__Data shown__
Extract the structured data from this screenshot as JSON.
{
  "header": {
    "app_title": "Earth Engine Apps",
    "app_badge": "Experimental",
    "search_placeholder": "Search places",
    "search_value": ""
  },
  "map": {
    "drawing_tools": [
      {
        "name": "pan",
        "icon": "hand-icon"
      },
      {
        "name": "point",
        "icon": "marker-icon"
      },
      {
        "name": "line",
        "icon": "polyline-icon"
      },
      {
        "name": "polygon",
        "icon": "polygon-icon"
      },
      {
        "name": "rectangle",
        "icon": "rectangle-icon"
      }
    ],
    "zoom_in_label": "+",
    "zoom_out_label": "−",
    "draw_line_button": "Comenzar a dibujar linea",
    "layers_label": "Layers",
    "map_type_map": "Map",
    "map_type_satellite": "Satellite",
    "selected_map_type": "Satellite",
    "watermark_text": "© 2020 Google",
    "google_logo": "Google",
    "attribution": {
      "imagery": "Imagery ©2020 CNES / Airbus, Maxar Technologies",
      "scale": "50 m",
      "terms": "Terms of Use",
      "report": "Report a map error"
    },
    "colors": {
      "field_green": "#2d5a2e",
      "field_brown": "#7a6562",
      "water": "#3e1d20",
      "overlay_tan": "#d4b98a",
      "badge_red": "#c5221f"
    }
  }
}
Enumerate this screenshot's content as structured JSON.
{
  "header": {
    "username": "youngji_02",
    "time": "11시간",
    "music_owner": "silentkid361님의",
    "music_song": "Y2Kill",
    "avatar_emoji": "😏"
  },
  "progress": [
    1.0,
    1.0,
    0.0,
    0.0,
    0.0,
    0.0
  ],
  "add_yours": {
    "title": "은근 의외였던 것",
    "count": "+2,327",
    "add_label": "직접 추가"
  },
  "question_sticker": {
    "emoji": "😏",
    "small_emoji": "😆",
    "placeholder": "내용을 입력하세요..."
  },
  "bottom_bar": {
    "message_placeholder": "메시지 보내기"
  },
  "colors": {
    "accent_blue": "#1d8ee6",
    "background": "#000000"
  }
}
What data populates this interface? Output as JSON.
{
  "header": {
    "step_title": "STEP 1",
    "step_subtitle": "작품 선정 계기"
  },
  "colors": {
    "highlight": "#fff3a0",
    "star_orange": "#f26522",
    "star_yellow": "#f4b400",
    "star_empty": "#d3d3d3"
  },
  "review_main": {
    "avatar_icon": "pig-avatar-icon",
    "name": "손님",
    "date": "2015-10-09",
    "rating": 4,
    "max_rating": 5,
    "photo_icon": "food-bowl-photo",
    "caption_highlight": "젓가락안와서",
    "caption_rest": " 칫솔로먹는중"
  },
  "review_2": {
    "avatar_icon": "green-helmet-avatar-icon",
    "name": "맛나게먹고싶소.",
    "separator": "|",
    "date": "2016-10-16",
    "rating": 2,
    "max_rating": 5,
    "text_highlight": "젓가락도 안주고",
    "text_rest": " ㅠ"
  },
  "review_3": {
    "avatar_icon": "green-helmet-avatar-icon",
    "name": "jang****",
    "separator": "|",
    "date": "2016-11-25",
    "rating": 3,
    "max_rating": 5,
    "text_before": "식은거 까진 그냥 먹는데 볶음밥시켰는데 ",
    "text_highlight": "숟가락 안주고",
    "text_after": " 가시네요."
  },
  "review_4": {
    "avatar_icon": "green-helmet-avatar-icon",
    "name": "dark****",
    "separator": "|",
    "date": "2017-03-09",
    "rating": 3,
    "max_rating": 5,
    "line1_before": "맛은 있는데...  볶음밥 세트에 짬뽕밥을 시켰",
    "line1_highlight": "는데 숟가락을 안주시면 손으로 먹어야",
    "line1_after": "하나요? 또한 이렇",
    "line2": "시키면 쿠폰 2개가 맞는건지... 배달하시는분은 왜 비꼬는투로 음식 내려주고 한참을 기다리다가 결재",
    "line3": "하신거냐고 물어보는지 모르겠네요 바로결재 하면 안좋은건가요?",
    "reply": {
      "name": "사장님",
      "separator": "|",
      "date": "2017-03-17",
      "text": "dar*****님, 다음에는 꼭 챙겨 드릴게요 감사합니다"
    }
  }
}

__Problem__
Send back all of the entries exactly, with nothing missing.

__The response__
Extract the structured data from this screenshot as JSON.
{
  "header": {
    "app_title": "Earth Engine Apps",
    "app_badge": "Experimental",
    "search_placeholder": "Search places",
    "search_value": ""
  },
  "map": {
    "drawing_tools": [
      {
        "name": "pan",
        "icon": "hand-icon"
      },
      {
        "name": "point",
        "icon": "marker-icon"
      },
      {
        "name": "line",
        "icon": "polyline-icon"
      },
      {
        "name": "polygon",
        "icon": "polygon-icon"
      },
      {
        "name": "rectangle",
        "icon": "rectangle-icon"
      }
    ],
    "zoom_in_label": "+",
    "zoom_out_label": "−",
    "draw_line_button": "Comenzar a dibujar linea",
    "layers_label": "Layers",
    "map_type_map": "Map",
    "map_type_satellite": "Satellite",
    "selected_map_type": "Satellite",
    "watermark_text": "© 2020 Google",
    "google_logo": "Google",
    "attribution": {
      "imagery": "Imagery ©2020 CNES / Airbus, Maxar Technologies",
      "scale": "50 m",
      "terms": "Terms of Use",
      "report": "Report a map error"
    },
    "colors": {
      "field_green": "#2d5a2e",
      "field_brown": "#7a6562",
      "water": "#3e1d20",
      "overlay_tan": "#d4b98a",
      "badge_red": "#c5221f"
    }
  }
}
Enumerate this screenshot's content as structured JSON.
{
  "header": {
    "username": "youngji_02",
    "time": "11시간",
    "music_owner": "silentkid361님의",
    "music_song": "Y2Kill",
    "avatar_emoji": "😏"
  },
  "progress": [
    1.0,
    1.0,
    0.0,
    0.0,
    0.0,
    0.0
  ],
  "add_yours": {
    "title": "은근 의외였던 것",
    "count": "+2,327",
    "add_label": "직접 추가"
  },
  "question_sticker": {
    "emoji": "😏",
    "small_emoji": "😆",
    "placeholder": "내용을 입력하세요..."
  },
  "bottom_bar": {
    "message_placeholder": "메시지 보내기"
  },
  "colors": {
    "accent_blue": "#1d8ee6",
    "background": "#000000"
  }
}
What data populates this interface? Output as JSON.
{
  "header": {
    "step_title": "STEP 1",
    "step_subtitle": "작품 선정 계기"
  },
  "colors": {
    "highlight": "#fff3a0",
    "star_orange": "#f26522",
    "star_yellow": "#f4b400",
    "star_empty": "#d3d3d3"
  },
  "review_main": {
    "avatar_icon": "pig-avatar-icon",
    "name": "손님",
    "date": "2015-10-09",
    "rating": 4,
    "max_rating": 5,
    "photo_icon": "food-bowl-photo",
    "caption_highlight": "젓가락안와서",
    "caption_rest": " 칫솔로먹는중"
  },
  "review_2": {
    "avatar_icon": "green-helmet-avatar-icon",
    "name": "맛나게먹고싶소.",
    "separator": "|",
    "date": "2016-10-16",
    "rating": 2,
    "max_rating": 5,
    "text_highlight": "젓가락도 안주고",
    "text_rest": " ㅠ"
  },
  "review_3": {
    "avatar_icon": "green-helmet-avatar-icon",
    "name": "jang****",
    "separator": "|",
    "date": "2016-11-25",
    "rating": 3,
    "max_rating": 5,
    "text_before": "식은거 까진 그냥 먹는데 볶음밥시켰는데 ",
    "text_highlight": "숟가락 안주고",
    "text_after": " 가시네요."
  },
  "review_4": {
    "avatar_icon": "green-helmet-avatar-icon",
    "name": "dark****",
    "separator": "|",
    "date": "2017-03-09",
    "rating": 3,
    "max_rating": 5,
    "line1_before": "맛은 있는데...  볶음밥 세트에 짬뽕밥을 시켰",
    "line1_highlight": "는데 숟가락을 안주시면 손으로 먹어야",
    "line1_after": "하나요? 또한 이렇",
    "line2": "시키면 쿠폰 2개가 맞는건지... 배달하시는분은 왜 비꼬는투로 음식 내려주고 한참을 기다리다가 결재",
    "line3": "하신거냐고 물어보는지 모르겠네요 바로결재 하면 안좋은건가요?",
    "reply": {
      "name": "사장님",
      "separator": "|",
      "date": "2017-03-17",
      "text": "dar*****님, 다음에는 꼭 챙겨 드릴게요 감사합니다"
    }
  }
}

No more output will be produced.